### Exercise
What follows is a block of records; reproduce all of it verbatim.

### Extracted records
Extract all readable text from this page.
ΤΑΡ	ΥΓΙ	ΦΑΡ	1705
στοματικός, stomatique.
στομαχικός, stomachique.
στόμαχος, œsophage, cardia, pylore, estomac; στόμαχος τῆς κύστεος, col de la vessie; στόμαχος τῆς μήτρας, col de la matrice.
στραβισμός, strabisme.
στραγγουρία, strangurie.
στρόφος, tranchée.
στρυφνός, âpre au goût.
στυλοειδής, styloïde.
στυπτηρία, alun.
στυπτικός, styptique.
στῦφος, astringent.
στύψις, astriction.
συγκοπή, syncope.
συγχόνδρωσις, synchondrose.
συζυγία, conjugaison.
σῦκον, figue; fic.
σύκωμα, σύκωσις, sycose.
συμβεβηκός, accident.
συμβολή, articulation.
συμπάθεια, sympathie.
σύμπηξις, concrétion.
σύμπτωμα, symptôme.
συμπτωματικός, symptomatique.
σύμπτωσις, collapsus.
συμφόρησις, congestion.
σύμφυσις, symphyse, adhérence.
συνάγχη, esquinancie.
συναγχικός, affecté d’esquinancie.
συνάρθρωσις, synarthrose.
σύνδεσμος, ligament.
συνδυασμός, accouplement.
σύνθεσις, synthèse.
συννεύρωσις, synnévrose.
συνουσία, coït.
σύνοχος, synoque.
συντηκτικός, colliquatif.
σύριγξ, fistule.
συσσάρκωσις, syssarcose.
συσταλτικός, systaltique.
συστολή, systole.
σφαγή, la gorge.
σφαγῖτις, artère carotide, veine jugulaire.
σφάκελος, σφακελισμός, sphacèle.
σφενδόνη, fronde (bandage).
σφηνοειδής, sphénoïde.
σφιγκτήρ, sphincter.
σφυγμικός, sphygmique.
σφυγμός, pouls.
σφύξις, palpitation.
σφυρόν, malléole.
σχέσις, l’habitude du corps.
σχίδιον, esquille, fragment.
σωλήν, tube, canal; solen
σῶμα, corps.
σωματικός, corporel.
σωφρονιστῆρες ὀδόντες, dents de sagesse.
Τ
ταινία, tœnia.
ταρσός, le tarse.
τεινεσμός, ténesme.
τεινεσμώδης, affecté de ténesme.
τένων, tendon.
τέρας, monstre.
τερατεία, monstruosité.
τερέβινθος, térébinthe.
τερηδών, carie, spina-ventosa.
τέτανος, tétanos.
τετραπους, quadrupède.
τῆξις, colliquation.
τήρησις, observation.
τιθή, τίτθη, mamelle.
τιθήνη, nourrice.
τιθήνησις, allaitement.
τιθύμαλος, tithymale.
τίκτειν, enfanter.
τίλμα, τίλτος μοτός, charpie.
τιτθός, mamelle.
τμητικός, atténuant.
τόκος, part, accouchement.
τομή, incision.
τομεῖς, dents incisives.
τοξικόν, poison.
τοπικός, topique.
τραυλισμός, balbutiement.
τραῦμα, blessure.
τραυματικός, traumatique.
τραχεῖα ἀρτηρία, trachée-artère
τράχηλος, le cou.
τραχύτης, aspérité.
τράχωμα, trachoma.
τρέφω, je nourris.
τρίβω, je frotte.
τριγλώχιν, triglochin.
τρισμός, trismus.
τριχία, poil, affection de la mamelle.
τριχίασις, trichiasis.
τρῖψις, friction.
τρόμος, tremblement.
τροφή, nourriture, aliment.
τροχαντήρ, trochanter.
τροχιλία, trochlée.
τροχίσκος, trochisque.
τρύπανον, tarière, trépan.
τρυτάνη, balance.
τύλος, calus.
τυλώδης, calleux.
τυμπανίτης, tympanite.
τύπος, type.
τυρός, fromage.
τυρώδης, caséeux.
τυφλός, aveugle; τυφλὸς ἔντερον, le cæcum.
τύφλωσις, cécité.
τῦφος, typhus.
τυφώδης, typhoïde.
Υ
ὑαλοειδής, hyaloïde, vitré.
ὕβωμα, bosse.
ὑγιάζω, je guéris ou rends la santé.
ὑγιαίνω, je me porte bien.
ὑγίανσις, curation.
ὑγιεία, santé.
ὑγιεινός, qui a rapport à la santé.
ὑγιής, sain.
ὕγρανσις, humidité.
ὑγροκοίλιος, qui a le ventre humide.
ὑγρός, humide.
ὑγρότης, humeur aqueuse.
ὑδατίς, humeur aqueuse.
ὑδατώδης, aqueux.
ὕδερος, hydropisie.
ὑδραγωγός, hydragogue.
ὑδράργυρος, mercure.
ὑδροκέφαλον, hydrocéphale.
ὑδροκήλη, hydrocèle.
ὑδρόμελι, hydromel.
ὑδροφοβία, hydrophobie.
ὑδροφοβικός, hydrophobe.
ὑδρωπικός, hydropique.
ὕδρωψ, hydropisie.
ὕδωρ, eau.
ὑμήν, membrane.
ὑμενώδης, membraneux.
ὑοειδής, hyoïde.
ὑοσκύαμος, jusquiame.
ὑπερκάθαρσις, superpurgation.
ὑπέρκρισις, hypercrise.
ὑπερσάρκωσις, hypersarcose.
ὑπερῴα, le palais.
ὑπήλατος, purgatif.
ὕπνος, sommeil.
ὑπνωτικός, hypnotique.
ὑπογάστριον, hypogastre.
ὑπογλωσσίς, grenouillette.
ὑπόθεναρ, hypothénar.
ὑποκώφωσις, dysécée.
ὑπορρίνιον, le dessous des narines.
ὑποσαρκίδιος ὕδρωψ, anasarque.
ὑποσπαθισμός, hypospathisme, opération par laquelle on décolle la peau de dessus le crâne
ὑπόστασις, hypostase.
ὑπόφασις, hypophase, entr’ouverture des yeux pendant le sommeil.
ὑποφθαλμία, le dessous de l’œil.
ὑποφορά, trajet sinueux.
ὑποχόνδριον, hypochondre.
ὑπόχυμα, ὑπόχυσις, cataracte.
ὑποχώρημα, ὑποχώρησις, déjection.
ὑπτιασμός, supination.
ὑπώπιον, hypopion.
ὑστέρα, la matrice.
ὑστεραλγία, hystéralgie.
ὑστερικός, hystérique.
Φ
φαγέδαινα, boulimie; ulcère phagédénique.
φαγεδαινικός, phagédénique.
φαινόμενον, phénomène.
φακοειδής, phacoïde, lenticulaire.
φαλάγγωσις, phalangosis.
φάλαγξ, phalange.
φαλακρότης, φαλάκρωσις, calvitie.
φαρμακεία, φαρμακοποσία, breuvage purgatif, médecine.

### Answer to the exercise
Extract all readable text from this page.
ΤΑΡ	ΥΓΙ	ΦΑΡ	1705
στοματικός, stomatique.
στομαχικός, stomachique.
στόμαχος, œsophage, cardia, pylore, estomac; στόμαχος τῆς κύστεος, col de la vessie; στόμαχος τῆς μήτρας, col de la matrice.
στραβισμός, strabisme.
στραγγουρία, strangurie.
στρόφος, tranchée.
στρυφνός, âpre au goût.
στυλοειδής, styloïde.
στυπτηρία, alun.
στυπτικός, styptique.
στῦφος, astringent.
στύψις, astriction.
συγκοπή, syncope.
συγχόνδρωσις, synchondrose.
συζυγία, conjugaison.
σῦκον, figue; fic.
σύκωμα, σύκωσις, sycose.
συμβεβηκός, accident.
συμβολή, articulation.
συμπάθεια, sympathie.
σύμπηξις, concrétion.
σύμπτωμα, symptôme.
συμπτωματικός, symptomatique.
σύμπτωσις, collapsus.
συμφόρησις, congestion.
σύμφυσις, symphyse, adhérence.
συνάγχη, esquinancie.
συναγχικός, affecté d’esquinancie.
συνάρθρωσις, synarthrose.
σύνδεσμος, ligament.
συνδυασμός, accouplement.
σύνθεσις, synthèse.
συννεύρωσις, synnévrose.
συνουσία, coït.
σύνοχος, synoque.
συντηκτικός, colliquatif.
σύριγξ, fistule.
συσσάρκωσις, syssarcose.
συσταλτικός, systaltique.
συστολή, systole.
σφαγή, la gorge.
σφαγῖτις, artère carotide, veine jugulaire.
σφάκελος, σφακελισμός, sphacèle.
σφενδόνη, fronde (bandage).
σφηνοειδής, sphénoïde.
σφιγκτήρ, sphincter.
σφυγμικός, sphygmique.
σφυγμός, pouls.
σφύξις, palpitation.
σφυρόν, malléole.
σχέσις, l’habitude du corps.
σχίδιον, esquille, fragment.
σωλήν, tube, canal; solen
σῶμα, corps.
σωματικός, corporel.
σωφρονιστῆρες ὀδόντες, dents de sagesse.
Τ
ταινία, tœnia.
ταρσός, le tarse.
τεινεσμός, ténesme.
τεινεσμώδης, affecté de ténesme.
τένων, tendon.
τέρας, monstre.
τερατεία, monstruosité.
τερέβινθος, térébinthe.
τερηδών, carie, spina-ventosa.
τέτανος, tétanos.
τετραπους, quadrupède.
τῆξις, colliquation.
τήρησις, observation.
τιθή, τίτθη, mamelle.
τιθήνη, nourrice.
τιθήνησις, allaitement.
τιθύμαλος, tithymale.
τίκτειν, enfanter.
τίλμα, τίλτος μοτός, charpie.
τιτθός, mamelle.
τμητικός, atténuant.
τόκος, part, accouchement.
τομή, incision.
τομεῖς, dents incisives.
τοξικόν, poison.
τοπικός, topique.
τραυλισμός, balbutiement.
τραῦμα, blessure.
τραυματικός, traumatique.
τραχεῖα ἀρτηρία, trachée-artère
τράχηλος, le cou.
τραχύτης, aspérité.
τράχωμα, trachoma.
τρέφω, je nourris.
τρίβω, je frotte.
τριγλώχιν, triglochin.
τρισμός, trismus.
τριχία, poil, affection de la mamelle.
τριχίασις, trichiasis.
τρῖψις, friction.
τρόμος, tremblement.
τροφή, nourriture, aliment.
τροχαντήρ, trochanter.
τροχιλία, trochlée.
τροχίσκος, trochisque.
τρύπανον, tarière, trépan.
τρυτάνη, balance.
τύλος, calus.
τυλώδης, calleux.
τυμπανίτης, tympanite.
τύπος, type.
τυρός, fromage.
τυρώδης, caséeux.
τυφλός, aveugle; τυφλὸς ἔντερον, le cæcum.
τύφλωσις, cécité.
τῦφος, typhus.
τυφώδης, typhoïde.
Υ
ὑαλοειδής, hyaloïde, vitré.
ὕβωμα, bosse.
ὑγιάζω, je guéris ou rends la santé.
ὑγιαίνω, je me porte bien.
ὑγίανσις, curation.
ὑγιεία, santé.
ὑγιεινός, qui a rapport à la santé.
ὑγιής, sain.
ὕγρανσις, humidité.
ὑγροκοίλιος, qui a le ventre humide.
ὑγρός, humide.
ὑγρότης, humeur aqueuse.
ὑδατίς, humeur aqueuse.
ὑδατώδης, aqueux.
ὕδερος, hydropisie.
ὑδραγωγός, hydragogue.
ὑδράργυρος, mercure.
ὑδροκέφαλον, hydrocéphale.
ὑδροκήλη, hydrocèle.
ὑδρόμελι, hydromel.
ὑδροφοβία, hydrophobie.
ὑδροφοβικός, hydrophobe.
ὑδρωπικός, hydropique.
ὕδρωψ, hydropisie.
ὕδωρ, eau.
ὑμήν, membrane.
ὑμενώδης, membraneux.
ὑοειδής, hyoïde.
ὑοσκύαμος, jusquiame.
ὑπερκάθαρσις, superpurgation.
ὑπέρκρισις, hypercrise.
ὑπερσάρκωσις, hypersarcose.
ὑπερῴα, le palais.
ὑπήλατος, purgatif.
ὕπνος, sommeil.
ὑπνωτικός, hypnotique.
ὑπογάστριον, hypogastre.
ὑπογλωσσίς, grenouillette.
ὑπόθεναρ, hypothénar.
ὑποκώφωσις, dysécée.
ὑπορρίνιον, le dessous des narines.
ὑποσαρκίδιος ὕδρωψ, anasarque.
ὑποσπαθισμός, hypospathisme, opération par laquelle on décolle la peau de dessus le crâne
ὑπόστασις, hypostase.
ὑπόφασις, hypophase, entr’ouverture des yeux pendant le sommeil.
ὑποφθαλμία, le dessous de l’œil.
ὑποφορά, trajet sinueux.
ὑποχόνδριον, hypochondre.
ὑπόχυμα, ὑπόχυσις, cataracte.
ὑποχώρημα, ὑποχώρησις, déjection.
ὑπτιασμός, supination.
ὑπώπιον, hypopion.
ὑστέρα, la matrice.
ὑστεραλγία, hystéralgie.
ὑστερικός, hystérique.
Φ
φαγέδαινα, boulimie; ulcère phagédénique.
φαγεδαινικός, phagédénique.
φαινόμενον, phénomène.
φακοειδής, phacoïde, lenticulaire.
φαλάγγωσις, phalangosis.
φάλαγξ, phalange.
φαλακρότης, φαλάκρωσις, calvitie.
φαρμακεία, φαρμακοποσία, breuvage purgatif, médecine.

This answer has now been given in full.